* _Available records_:
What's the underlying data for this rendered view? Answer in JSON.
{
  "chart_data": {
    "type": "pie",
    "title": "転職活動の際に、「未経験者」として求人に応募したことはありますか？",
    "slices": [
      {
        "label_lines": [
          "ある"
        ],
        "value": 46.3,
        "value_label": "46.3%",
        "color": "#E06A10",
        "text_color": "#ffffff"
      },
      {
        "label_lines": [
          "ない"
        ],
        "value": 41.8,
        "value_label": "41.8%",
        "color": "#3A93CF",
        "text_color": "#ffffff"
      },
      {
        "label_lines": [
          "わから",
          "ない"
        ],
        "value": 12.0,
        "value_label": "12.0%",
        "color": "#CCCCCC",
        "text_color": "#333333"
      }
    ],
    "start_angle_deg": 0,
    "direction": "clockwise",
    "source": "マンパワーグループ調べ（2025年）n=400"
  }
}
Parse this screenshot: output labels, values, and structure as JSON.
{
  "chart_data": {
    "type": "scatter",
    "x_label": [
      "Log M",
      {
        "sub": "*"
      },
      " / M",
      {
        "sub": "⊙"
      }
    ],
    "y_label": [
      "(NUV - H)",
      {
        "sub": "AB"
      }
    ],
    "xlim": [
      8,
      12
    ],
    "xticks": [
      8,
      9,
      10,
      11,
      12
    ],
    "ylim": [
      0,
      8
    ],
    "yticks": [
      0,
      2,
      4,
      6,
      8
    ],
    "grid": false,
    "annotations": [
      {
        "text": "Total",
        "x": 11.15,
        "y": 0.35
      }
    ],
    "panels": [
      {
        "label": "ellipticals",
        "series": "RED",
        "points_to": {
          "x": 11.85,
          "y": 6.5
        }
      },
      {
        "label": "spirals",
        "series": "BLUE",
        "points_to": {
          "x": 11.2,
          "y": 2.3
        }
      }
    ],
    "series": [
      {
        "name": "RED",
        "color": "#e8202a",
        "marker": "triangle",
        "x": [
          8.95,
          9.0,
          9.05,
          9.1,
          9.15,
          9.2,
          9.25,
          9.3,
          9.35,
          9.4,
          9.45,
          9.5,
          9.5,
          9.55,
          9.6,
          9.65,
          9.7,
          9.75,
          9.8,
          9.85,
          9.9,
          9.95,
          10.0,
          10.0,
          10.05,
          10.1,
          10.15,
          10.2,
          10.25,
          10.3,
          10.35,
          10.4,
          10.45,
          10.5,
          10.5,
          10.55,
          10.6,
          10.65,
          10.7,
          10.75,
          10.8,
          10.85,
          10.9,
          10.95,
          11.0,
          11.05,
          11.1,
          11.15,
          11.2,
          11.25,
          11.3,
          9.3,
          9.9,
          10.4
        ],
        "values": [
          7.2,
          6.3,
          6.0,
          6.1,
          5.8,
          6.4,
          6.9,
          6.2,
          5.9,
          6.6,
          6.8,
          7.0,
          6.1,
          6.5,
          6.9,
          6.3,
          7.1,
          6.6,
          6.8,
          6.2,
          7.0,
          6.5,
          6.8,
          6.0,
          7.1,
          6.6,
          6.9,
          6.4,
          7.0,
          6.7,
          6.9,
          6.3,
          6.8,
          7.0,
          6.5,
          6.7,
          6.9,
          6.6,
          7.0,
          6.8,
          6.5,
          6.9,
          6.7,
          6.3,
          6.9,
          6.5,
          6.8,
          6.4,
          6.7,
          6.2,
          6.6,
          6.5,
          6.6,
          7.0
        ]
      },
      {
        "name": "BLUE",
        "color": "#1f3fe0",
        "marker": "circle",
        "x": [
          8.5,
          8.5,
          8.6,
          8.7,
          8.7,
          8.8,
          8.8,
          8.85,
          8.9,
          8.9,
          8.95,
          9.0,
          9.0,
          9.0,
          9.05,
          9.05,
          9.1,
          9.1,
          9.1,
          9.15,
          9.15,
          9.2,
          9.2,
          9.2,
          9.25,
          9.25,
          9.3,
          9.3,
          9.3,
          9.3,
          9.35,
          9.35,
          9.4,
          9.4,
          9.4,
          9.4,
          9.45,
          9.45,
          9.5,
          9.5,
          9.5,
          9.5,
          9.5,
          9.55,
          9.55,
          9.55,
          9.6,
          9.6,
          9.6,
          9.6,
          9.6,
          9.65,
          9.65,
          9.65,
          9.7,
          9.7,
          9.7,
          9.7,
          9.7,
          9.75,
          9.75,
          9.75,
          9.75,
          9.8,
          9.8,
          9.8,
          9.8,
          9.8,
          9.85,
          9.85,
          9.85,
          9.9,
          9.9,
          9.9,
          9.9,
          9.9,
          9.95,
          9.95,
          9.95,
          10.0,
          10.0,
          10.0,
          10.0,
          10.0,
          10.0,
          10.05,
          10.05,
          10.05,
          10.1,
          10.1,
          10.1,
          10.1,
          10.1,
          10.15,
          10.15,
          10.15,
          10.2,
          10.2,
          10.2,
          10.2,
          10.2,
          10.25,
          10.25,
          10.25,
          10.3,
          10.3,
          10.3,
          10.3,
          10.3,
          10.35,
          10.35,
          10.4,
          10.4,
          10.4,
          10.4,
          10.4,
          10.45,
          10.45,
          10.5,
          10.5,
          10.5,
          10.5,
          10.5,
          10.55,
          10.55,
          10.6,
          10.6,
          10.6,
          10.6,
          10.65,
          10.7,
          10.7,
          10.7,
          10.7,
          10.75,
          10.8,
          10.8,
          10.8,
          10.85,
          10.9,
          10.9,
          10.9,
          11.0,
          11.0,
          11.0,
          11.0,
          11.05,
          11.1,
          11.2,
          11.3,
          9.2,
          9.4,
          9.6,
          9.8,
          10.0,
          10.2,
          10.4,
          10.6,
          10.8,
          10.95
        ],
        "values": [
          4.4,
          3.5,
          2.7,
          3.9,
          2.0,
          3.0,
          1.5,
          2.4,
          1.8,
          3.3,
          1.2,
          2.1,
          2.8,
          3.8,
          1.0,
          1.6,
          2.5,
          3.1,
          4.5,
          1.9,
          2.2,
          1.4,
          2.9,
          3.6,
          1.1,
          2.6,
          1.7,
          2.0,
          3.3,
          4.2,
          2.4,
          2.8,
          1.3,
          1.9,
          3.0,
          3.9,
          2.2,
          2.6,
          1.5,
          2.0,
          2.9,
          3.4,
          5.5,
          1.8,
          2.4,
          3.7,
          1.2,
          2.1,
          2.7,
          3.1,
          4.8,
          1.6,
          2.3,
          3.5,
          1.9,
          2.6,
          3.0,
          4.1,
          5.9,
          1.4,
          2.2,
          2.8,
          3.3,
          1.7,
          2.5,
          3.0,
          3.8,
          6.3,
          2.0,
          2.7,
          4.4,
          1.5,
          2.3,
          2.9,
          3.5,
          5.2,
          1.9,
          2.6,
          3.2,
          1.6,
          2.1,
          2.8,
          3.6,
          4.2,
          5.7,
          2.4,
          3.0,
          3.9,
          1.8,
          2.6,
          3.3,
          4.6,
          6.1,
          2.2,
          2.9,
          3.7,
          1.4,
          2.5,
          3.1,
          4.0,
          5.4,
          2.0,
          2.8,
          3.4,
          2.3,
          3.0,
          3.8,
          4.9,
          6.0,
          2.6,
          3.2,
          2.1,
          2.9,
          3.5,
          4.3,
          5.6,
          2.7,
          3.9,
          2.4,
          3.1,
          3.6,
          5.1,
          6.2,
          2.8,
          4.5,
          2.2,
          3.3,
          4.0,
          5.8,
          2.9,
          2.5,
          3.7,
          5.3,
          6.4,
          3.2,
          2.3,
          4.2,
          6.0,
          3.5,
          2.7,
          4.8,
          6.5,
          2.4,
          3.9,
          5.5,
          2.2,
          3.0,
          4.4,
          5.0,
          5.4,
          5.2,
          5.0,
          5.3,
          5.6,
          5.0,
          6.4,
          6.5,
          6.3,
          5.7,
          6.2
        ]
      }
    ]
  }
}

* _Task goal_:
All of the data above should be transcribed exactly.

* _The result_:
What's the underlying data for this rendered view? Answer in JSON.
{
  "chart_data": {
    "type": "pie",
    "title": "転職活動の際に、「未経験者」として求人に応募したことはありますか？",
    "slices": [
      {
        "label_lines": [
          "ある"
        ],
        "value": 46.3,
        "value_label": "46.3%",
        "color": "#E06A10",
        "text_color": "#ffffff"
      },
      {
        "label_lines": [
          "ない"
        ],
        "value": 41.8,
        "value_label": "41.8%",
        "color": "#3A93CF",
        "text_color": "#ffffff"
      },
      {
        "label_lines": [
          "わから",
          "ない"
        ],
        "value": 12.0,
        "value_label": "12.0%",
        "color": "#CCCCCC",
        "text_color": "#333333"
      }
    ],
    "start_angle_deg": 0,
    "direction": "clockwise",
    "source": "マンパワーグループ調べ（2025年）n=400"
  }
}
Parse this screenshot: output labels, values, and structure as JSON.
{
  "chart_data": {
    "type": "scatter",
    "x_label": [
      "Log M",
      {
        "sub": "*"
      },
      " / M",
      {
        "sub": "⊙"
      }
    ],
    "y_label": [
      "(NUV - H)",
      {
        "sub": "AB"
      }
    ],
    "xlim": [
      8,
      12
    ],
    "xticks": [
      8,
      9,
      10,
      11,
      12
    ],
    "ylim": [
      0,
      8
    ],
    "yticks": [
      0,
      2,
      4,
      6,
      8
    ],
    "grid": false,
    "annotations": [
      {
        "text": "Total",
        "x": 11.15,
        "y": 0.35
      }
    ],
    "panels": [
      {
        "label": "ellipticals",
        "series": "RED",
        "points_to": {
          "x": 11.85,
          "y": 6.5
        }
      },
      {
        "label": "spirals",
        "series": "BLUE",
        "points_to": {
          "x": 11.2,
          "y": 2.3
        }
      }
    ],
    "series": [
      {
        "name": "RED",
        "color": "#e8202a",
        "marker": "triangle",
        "x": [
          8.95,
          9.0,
          9.05,
          9.1,
          9.15,
          9.2,
          9.25,
          9.3,
          9.35,
          9.4,
          9.45,
          9.5,
          9.5,
          9.55,
          9.6,
          9.65,
          9.7,
          9.75,
          9.8,
          9.85,
          9.9,
          9.95,
          10.0,
          10.0,
          10.05,
          10.1,
          10.15,
          10.2,
          10.25,
          10.3,
          10.35,
          10.4,
          10.45,
          10.5,
          10.5,
          10.55,
          10.6,
          10.65,
          10.7,
          10.75,
          10.8,
          10.85,
          10.9,
          10.95,
          11.0,
          11.05,
          11.1,
          11.15,
          11.2,
          11.25,
          11.3,
          9.3,
          9.9,
          10.4
        ],
        "values": [
          7.2,
          6.3,
          6.0,
          6.1,
          5.8,
          6.4,
          6.9,
          6.2,
          5.9,
          6.6,
          6.8,
          7.0,
          6.1,
          6.5,
          6.9,
          6.3,
          7.1,
          6.6,
          6.8,
          6.2,
          7.0,
          6.5,
          6.8,
          6.0,
          7.1,
          6.6,
          6.9,
          6.4,
          7.0,
          6.7,
          6.9,
          6.3,
          6.8,
          7.0,
          6.5,
          6.7,
          6.9,
          6.6,
          7.0,
          6.8,
          6.5,
          6.9,
          6.7,
          6.3,
          6.9,
          6.5,
          6.8,
          6.4,
          6.7,
          6.2,
          6.6,
          6.5,
          6.6,
          7.0
        ]
      },
      {
        "name": "BLUE",
        "color": "#1f3fe0",
        "marker": "circle",
        "x": [
          8.5,
          8.5,
          8.6,
          8.7,
          8.7,
          8.8,
          8.8,
          8.85,
          8.9,
          8.9,
          8.95,
          9.0,
          9.0,
          9.0,
          9.05,
          9.05,
          9.1,
          9.1,
          9.1,
          9.15,
          9.15,
          9.2,
          9.2,
          9.2,
          9.25,
          9.25,
          9.3,
          9.3,
          9.3,
          9.3,
          9.35,
          9.35,
          9.4,
          9.4,
          9.4,
          9.4,
          9.45,
          9.45,
          9.5,
          9.5,
          9.5,
          9.5,
          9.5,
          9.55,
          9.55,
          9.55,
          9.6,
          9.6,
          9.6,
          9.6,
          9.6,
          9.65,
          9.65,
          9.65,
          9.7,
          9.7,
          9.7,
          9.7,
          9.7,
          9.75,
          9.75,
          9.75,
          9.75,
          9.8,
          9.8,
          9.8,
          9.8,
          9.8,
          9.85,
          9.85,
          9.85,
          9.9,
          9.9,
          9.9,
          9.9,
          9.9,
          9.95,
          9.95,
          9.95,
          10.0,
          10.0,
          10.0,
          10.0,
          10.0,
          10.0,
          10.05,
          10.05,
          10.05,
          10.1,
          10.1,
          10.1,
          10.1,
          10.1,
          10.15,
          10.15,
          10.15,
          10.2,
          10.2,
          10.2,
          10.2,
          10.2,
          10.25,
          10.25,
          10.25,
          10.3,
          10.3,
          10.3,
          10.3,
          10.3,
          10.35,
          10.35,
          10.4,
          10.4,
          10.4,
          10.4,
          10.4,
          10.45,
          10.45,
          10.5,
          10.5,
          10.5,
          10.5,
          10.5,
          10.55,
          10.55,
          10.6,
          10.6,
          10.6,
          10.6,
          10.65,
          10.7,
          10.7,
          10.7,
          10.7,
          10.75,
          10.8,
          10.8,
          10.8,
          10.85,
          10.9,
          10.9,
          10.9,
          11.0,
          11.0,
          11.0,
          11.0,
          11.05,
          11.1,
          11.2,
          11.3,
          9.2,
          9.4,
          9.6,
          9.8,
          10.0,
          10.2,
          10.4,
          10.6,
          10.8,
          10.95
        ],
        "values": [
          4.4,
          3.5,
          2.7,
          3.9,
          2.0,
          3.0,
          1.5,
          2.4,
          1.8,
          3.3,
          1.2,
          2.1,
          2.8,
          3.8,
          1.0,
          1.6,
          2.5,
          3.1,
          4.5,
          1.9,
          2.2,
          1.4,
          2.9,
          3.6,
          1.1,
          2.6,
          1.7,
          2.0,
          3.3,
          4.2,
          2.4,
          2.8,
          1.3,
          1.9,
          3.0,
          3.9,
          2.2,
          2.6,
          1.5,
          2.0,
          2.9,
          3.4,
          5.5,
          1.8,
          2.4,
          3.7,
          1.2,
          2.1,
          2.7,
          3.1,
          4.8,
          1.6,
          2.3,
          3.5,
          1.9,
          2.6,
          3.0,
          4.1,
          5.9,
          1.4,
          2.2,
          2.8,
          3.3,
          1.7,
          2.5,
          3.0,
          3.8,
          6.3,
          2.0,
          2.7,
          4.4,
          1.5,
          2.3,
          2.9,
          3.5,
          5.2,
          1.9,
          2.6,
          3.2,
          1.6,
          2.1,
          2.8,
          3.6,
          4.2,
          5.7,
          2.4,
          3.0,
          3.9,
          1.8,
          2.6,
          3.3,
          4.6,
          6.1,
          2.2,
          2.9,
          3.7,
          1.4,
          2.5,
          3.1,
          4.0,
          5.4,
          2.0,
          2.8,
          3.4,
          2.3,
          3.0,
          3.8,
          4.9,
          6.0,
          2.6,
          3.2,
          2.1,
          2.9,
          3.5,
          4.3,
          5.6,
          2.7,
          3.9,
          2.4,
          3.1,
          3.6,
          5.1,
          6.2,
          2.8,
          4.5,
          2.2,
          3.3,
          4.0,
          5.8,
          2.9,
          2.5,
          3.7,
          5.3,
          6.4,
          3.2,
          2.3,
          4.2,
          6.0,
          3.5,
          2.7,
          4.8,
          6.5,
          2.4,
          3.9,
          5.5,
          2.2,
          3.0,
          4.4,
          5.0,
          5.4,
          5.2,
          5.0,
          5.3,
          5.6,
          5.0,
          6.4,
          6.5,
          6.3,
          5.7,
          6.2
        ]
      }
    ]
  }
}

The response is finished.